- _WHAT IS EXPECTED_
Write out the full set of records below exactly.

** START **

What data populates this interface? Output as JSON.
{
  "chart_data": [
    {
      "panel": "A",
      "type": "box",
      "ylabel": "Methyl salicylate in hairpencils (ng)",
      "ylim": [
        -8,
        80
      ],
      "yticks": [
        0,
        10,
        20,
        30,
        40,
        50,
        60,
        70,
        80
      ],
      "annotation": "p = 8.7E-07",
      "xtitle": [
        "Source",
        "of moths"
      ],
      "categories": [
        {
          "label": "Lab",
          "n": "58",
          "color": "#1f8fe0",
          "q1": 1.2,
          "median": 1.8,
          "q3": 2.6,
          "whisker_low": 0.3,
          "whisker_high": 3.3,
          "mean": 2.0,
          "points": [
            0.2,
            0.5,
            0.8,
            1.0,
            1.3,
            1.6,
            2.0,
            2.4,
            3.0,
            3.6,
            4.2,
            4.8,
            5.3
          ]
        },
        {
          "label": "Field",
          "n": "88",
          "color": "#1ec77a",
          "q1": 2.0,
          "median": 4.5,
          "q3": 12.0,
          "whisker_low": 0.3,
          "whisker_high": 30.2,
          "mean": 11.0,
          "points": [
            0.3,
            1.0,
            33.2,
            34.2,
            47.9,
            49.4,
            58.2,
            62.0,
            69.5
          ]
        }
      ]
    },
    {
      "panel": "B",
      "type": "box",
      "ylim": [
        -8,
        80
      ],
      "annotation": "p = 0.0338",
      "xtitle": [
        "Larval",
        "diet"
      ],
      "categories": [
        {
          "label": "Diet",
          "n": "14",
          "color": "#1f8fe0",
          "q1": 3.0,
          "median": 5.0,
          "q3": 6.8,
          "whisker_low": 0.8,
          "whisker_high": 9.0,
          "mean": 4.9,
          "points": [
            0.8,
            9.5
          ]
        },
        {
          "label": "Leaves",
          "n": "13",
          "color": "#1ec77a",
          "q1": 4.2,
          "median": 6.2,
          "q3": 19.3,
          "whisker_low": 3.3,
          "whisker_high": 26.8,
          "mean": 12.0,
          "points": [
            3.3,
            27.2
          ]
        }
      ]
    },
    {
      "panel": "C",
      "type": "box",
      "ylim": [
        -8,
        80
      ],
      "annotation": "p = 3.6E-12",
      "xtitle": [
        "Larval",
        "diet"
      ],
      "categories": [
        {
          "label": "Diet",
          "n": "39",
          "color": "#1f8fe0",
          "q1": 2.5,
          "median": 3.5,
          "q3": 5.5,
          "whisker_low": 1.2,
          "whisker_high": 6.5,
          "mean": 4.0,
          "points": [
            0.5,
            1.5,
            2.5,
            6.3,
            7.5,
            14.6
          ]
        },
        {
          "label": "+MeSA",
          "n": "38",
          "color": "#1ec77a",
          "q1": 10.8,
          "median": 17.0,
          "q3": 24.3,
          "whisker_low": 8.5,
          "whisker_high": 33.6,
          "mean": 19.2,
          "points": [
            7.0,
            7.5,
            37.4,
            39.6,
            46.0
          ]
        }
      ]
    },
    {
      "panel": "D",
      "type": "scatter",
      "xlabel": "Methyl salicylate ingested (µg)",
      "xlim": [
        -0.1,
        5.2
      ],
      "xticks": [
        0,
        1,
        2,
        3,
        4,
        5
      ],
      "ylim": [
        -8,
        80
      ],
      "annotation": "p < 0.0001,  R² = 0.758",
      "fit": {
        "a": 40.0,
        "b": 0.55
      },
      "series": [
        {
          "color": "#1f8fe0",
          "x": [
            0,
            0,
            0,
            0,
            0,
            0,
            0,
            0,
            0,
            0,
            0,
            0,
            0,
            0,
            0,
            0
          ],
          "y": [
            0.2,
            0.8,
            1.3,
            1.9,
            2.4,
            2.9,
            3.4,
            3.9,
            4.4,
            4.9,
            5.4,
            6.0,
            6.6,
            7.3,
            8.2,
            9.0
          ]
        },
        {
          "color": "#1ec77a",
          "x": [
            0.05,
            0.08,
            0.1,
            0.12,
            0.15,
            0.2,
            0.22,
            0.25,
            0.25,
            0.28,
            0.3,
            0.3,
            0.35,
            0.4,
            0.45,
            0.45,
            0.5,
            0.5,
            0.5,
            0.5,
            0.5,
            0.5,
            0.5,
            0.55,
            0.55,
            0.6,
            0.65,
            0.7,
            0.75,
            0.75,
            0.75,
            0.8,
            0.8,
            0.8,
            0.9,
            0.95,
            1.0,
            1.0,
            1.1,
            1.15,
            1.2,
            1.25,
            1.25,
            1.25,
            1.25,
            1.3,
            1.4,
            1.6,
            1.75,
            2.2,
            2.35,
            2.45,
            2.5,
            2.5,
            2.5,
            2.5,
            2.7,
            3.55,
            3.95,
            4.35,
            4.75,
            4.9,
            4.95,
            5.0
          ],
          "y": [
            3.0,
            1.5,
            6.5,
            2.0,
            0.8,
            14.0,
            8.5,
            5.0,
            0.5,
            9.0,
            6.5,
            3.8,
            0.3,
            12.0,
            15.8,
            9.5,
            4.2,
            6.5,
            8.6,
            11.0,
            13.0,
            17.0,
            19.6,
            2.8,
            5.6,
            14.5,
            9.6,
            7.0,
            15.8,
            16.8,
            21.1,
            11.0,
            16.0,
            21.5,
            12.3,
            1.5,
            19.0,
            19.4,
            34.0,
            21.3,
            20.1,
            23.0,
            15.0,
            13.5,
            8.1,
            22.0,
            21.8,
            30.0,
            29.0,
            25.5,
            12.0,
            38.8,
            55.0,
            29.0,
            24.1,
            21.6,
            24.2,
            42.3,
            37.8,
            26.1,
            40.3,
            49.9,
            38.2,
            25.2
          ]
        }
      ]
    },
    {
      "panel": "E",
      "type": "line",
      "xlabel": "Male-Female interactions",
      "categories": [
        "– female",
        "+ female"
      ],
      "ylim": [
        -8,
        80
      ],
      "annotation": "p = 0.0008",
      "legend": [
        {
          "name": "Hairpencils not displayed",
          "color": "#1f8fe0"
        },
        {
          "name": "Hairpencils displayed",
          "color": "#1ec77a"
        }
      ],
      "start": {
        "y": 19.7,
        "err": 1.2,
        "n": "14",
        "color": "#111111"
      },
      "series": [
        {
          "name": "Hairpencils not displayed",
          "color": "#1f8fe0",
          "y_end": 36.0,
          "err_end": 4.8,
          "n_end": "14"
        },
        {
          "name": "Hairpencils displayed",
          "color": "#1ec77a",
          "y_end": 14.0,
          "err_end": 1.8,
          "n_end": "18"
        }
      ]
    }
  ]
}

** END **

- _EXERCISE RESPONSE_
What data populates this interface? Output as JSON.
{
  "chart_data": [
    {
      "panel": "A",
      "type": "box",
      "ylabel": "Methyl salicylate in hairpencils (ng)",
      "ylim": [
        -8,
        80
      ],
      "yticks": [
        0,
        10,
        20,
        30,
        40,
        50,
        60,
        70,
        80
      ],
      "annotation": "p = 8.7E-07",
      "xtitle": [
        "Source",
        "of moths"
      ],
      "categories": [
        {
          "label": "Lab",
          "n": "58",
          "color": "#1f8fe0",
          "q1": 1.2,
          "median": 1.8,
          "q3": 2.6,
          "whisker_low": 0.3,
          "whisker_high": 3.3,
          "mean": 2.0,
          "points": [
            0.2,
            0.5,
            0.8,
            1.0,
            1.3,
            1.6,
            2.0,
            2.4,
            3.0,
            3.6,
            4.2,
            4.8,
            5.3
          ]
        },
        {
          "label": "Field",
          "n": "88",
          "color": "#1ec77a",
          "q1": 2.0,
          "median": 4.5,
          "q3": 12.0,
          "whisker_low": 0.3,
          "whisker_high": 30.2,
          "mean": 11.0,
          "points": [
            0.3,
            1.0,
            33.2,
            34.2,
            47.9,
            49.4,
            58.2,
            62.0,
            69.5
          ]
        }
      ]
    },
    {
      "panel": "B",
      "type": "box",
      "ylim": [
        -8,
        80
      ],
      "annotation": "p = 0.0338",
      "xtitle": [
        "Larval",
        "diet"
      ],
      "categories": [
        {
          "label": "Diet",
          "n": "14",
          "color": "#1f8fe0",
          "q1": 3.0,
          "median": 5.0,
          "q3": 6.8,
          "whisker_low": 0.8,
          "whisker_high": 9.0,
          "mean": 4.9,
          "points": [
            0.8,
            9.5
          ]
        },
        {
          "label": "Leaves",
          "n": "13",
          "color": "#1ec77a",
          "q1": 4.2,
          "median": 6.2,
          "q3": 19.3,
          "whisker_low": 3.3,
          "whisker_high": 26.8,
          "mean": 12.0,
          "points": [
            3.3,
            27.2
          ]
        }
      ]
    },
    {
      "panel": "C",
      "type": "box",
      "ylim": [
        -8,
        80
      ],
      "annotation": "p = 3.6E-12",
      "xtitle": [
        "Larval",
        "diet"
      ],
      "categories": [
        {
          "label": "Diet",
          "n": "39",
          "color": "#1f8fe0",
          "q1": 2.5,
          "median": 3.5,
          "q3": 5.5,
          "whisker_low": 1.2,
          "whisker_high": 6.5,
          "mean": 4.0,
          "points": [
            0.5,
            1.5,
            2.5,
            6.3,
            7.5,
            14.6
          ]
        },
        {
          "label": "+MeSA",
          "n": "38",
          "color": "#1ec77a",
          "q1": 10.8,
          "median": 17.0,
          "q3": 24.3,
          "whisker_low": 8.5,
          "whisker_high": 33.6,
          "mean": 19.2,
          "points": [
            7.0,
            7.5,
            37.4,
            39.6,
            46.0
          ]
        }
      ]
    },
    {
      "panel": "D",
      "type": "scatter",
      "xlabel": "Methyl salicylate ingested (µg)",
      "xlim": [
        -0.1,
        5.2
      ],
      "xticks": [
        0,
        1,
        2,
        3,
        4,
        5
      ],
      "ylim": [
        -8,
        80
      ],
      "annotation": "p < 0.0001,  R² = 0.758",
      "fit": {
        "a": 40.0,
        "b": 0.55
      },
      "series": [
        {
          "color": "#1f8fe0",
          "x": [
            0,
            0,
            0,
            0,
            0,
            0,
            0,
            0,
            0,
            0,
            0,
            0,
            0,
            0,
            0,
            0
          ],
          "y": [
            0.2,
            0.8,
            1.3,
            1.9,
            2.4,
            2.9,
            3.4,
            3.9,
            4.4,
            4.9,
            5.4,
            6.0,
            6.6,
            7.3,
            8.2,
            9.0
          ]
        },
        {
          "color": "#1ec77a",
          "x": [
            0.05,
            0.08,
            0.1,
            0.12,
            0.15,
            0.2,
            0.22,
            0.25,
            0.25,
            0.28,
            0.3,
            0.3,
            0.35,
            0.4,
            0.45,
            0.45,
            0.5,
            0.5,
            0.5,
            0.5,
            0.5,
            0.5,
            0.5,
            0.55,
            0.55,
            0.6,
            0.65,
            0.7,
            0.75,
            0.75,
            0.75,
            0.8,
            0.8,
            0.8,
            0.9,
            0.95,
            1.0,
            1.0,
            1.1,
            1.15,
            1.2,
            1.25,
            1.25,
            1.25,
            1.25,
            1.3,
            1.4,
            1.6,
            1.75,
            2.2,
            2.35,
            2.45,
            2.5,
            2.5,
            2.5,
            2.5,
            2.7,
            3.55,
            3.95,
            4.35,
            4.75,
            4.9,
            4.95,
            5.0
          ],
          "y": [
            3.0,
            1.5,
            6.5,
            2.0,
            0.8,
            14.0,
            8.5,
            5.0,
            0.5,
            9.0,
            6.5,
            3.8,
            0.3,
            12.0,
            15.8,
            9.5,
            4.2,
            6.5,
            8.6,
            11.0,
            13.0,
            17.0,
            19.6,
            2.8,
            5.6,
            14.5,
            9.6,
            7.0,
            15.8,
            16.8,
            21.1,
            11.0,
            16.0,
            21.5,
            12.3,
            1.5,
            19.0,
            19.4,
            34.0,
            21.3,
            20.1,
            23.0,
            15.0,
            13.5,
            8.1,
            22.0,
            21.8,
            30.0,
            29.0,
            25.5,
            12.0,
            38.8,
            55.0,
            29.0,
            24.1,
            21.6,
            24.2,
            42.3,
            37.8,
            26.1,
            40.3,
            49.9,
            38.2,
            25.2
          ]
        }
      ]
    },
    {
      "panel": "E",
      "type": "line",
      "xlabel": "Male-Female interactions",
      "categories": [
        "– female",
        "+ female"
      ],
      "ylim": [
        -8,
        80
      ],
      "annotation": "p = 0.0008",
      "legend": [
        {
          "name": "Hairpencils not displayed",
          "color": "#1f8fe0"
        },
        {
          "name": "Hairpencils displayed",
          "color": "#1ec77a"
        }
      ],
      "start": {
        "y": 19.7,
        "err": 1.2,
        "n": "14",
        "color": "#111111"
      },
      "series": [
        {
          "name": "Hairpencils not displayed",
          "color": "#1f8fe0",
          "y_end": 36.0,
          "err_end": 4.8,
          "n_end": "14"
        },
        {
          "name": "Hairpencils displayed",
          "color": "#1ec77a",
          "y_end": 14.0,
          "err_end": 1.8,
          "n_end": "18"
        }
      ]
    }
  ]
}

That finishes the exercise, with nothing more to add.